[The exercise] Which lines hold the word "ylabel"? Copy each one.

>> START Data for the task

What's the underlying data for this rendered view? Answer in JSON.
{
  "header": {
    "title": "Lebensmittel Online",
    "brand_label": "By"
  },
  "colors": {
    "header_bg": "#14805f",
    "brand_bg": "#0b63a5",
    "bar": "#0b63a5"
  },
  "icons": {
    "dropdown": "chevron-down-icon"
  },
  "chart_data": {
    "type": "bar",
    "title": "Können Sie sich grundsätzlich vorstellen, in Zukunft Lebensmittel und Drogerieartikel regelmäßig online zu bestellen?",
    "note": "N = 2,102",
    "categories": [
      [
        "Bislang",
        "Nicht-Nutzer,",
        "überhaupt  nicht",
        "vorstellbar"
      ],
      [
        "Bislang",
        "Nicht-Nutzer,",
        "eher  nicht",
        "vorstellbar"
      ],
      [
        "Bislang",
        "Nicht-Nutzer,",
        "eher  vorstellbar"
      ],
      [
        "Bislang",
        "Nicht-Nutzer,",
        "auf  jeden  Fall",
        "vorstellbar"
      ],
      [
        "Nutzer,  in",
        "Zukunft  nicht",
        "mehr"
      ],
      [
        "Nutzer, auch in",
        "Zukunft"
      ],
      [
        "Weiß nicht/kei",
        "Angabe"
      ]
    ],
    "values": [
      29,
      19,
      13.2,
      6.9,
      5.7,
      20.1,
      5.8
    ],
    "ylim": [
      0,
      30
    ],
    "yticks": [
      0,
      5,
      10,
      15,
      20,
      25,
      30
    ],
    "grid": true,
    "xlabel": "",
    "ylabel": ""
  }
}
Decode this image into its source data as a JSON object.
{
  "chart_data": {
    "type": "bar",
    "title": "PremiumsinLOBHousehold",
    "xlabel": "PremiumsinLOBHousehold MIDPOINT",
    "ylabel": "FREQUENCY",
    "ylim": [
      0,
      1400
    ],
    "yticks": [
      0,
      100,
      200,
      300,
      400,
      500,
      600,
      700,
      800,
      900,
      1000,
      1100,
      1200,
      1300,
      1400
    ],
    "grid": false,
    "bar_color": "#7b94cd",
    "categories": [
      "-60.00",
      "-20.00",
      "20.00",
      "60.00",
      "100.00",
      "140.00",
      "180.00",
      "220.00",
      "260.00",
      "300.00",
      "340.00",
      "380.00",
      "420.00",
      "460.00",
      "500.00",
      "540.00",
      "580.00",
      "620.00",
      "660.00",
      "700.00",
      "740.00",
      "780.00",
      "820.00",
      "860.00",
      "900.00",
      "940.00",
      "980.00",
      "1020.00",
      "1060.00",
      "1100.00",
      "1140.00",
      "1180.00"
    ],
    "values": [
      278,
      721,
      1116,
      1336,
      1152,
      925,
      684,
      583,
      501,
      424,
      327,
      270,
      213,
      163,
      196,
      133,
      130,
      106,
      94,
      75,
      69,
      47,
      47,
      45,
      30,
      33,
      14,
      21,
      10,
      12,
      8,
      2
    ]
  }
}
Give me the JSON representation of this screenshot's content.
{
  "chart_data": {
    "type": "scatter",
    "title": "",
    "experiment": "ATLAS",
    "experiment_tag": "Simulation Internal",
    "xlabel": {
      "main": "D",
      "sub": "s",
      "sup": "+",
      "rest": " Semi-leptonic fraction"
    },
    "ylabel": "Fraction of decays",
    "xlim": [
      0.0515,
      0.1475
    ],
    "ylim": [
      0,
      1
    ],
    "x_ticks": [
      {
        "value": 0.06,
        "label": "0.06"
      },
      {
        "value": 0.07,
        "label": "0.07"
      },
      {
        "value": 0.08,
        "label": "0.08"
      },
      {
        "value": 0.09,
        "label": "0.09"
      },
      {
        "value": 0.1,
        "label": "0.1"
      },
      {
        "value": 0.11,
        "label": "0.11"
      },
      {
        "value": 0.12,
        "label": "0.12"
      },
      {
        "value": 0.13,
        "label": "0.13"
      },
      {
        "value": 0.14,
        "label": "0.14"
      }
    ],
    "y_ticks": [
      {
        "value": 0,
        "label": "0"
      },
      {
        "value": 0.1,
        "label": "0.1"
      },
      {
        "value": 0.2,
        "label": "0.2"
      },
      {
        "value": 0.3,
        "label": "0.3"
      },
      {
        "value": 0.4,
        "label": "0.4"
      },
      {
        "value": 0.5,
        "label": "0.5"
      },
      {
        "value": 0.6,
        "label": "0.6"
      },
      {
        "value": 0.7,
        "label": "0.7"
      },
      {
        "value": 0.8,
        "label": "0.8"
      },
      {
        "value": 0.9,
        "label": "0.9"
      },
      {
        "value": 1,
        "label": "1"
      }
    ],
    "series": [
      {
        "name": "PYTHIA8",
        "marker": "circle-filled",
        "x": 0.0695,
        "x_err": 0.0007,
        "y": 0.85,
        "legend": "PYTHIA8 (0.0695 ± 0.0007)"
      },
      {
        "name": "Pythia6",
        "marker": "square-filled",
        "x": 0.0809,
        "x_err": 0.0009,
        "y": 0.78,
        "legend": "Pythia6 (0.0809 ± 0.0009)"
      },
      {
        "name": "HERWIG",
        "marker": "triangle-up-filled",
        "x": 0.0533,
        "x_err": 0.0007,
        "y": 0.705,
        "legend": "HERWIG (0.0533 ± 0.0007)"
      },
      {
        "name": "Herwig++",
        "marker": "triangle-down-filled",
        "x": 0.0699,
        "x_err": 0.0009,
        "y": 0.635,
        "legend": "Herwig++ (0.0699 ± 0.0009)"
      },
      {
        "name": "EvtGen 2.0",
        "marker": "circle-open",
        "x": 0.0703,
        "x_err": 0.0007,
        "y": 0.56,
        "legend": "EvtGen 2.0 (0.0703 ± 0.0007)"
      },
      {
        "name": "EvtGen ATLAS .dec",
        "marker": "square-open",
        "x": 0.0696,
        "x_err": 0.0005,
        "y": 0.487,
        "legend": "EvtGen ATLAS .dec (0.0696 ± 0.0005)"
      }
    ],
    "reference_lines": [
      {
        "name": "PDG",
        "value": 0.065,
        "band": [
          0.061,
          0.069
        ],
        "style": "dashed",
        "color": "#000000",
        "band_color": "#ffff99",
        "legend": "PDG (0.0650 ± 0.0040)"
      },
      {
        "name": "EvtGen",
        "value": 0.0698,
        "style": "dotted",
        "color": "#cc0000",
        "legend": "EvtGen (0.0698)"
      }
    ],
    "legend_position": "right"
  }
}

>> END Data for the task

[Complete answer]
    "ylabel": ""
    "ylabel": "FREQUENCY",
    "ylabel": "Fraction of decays",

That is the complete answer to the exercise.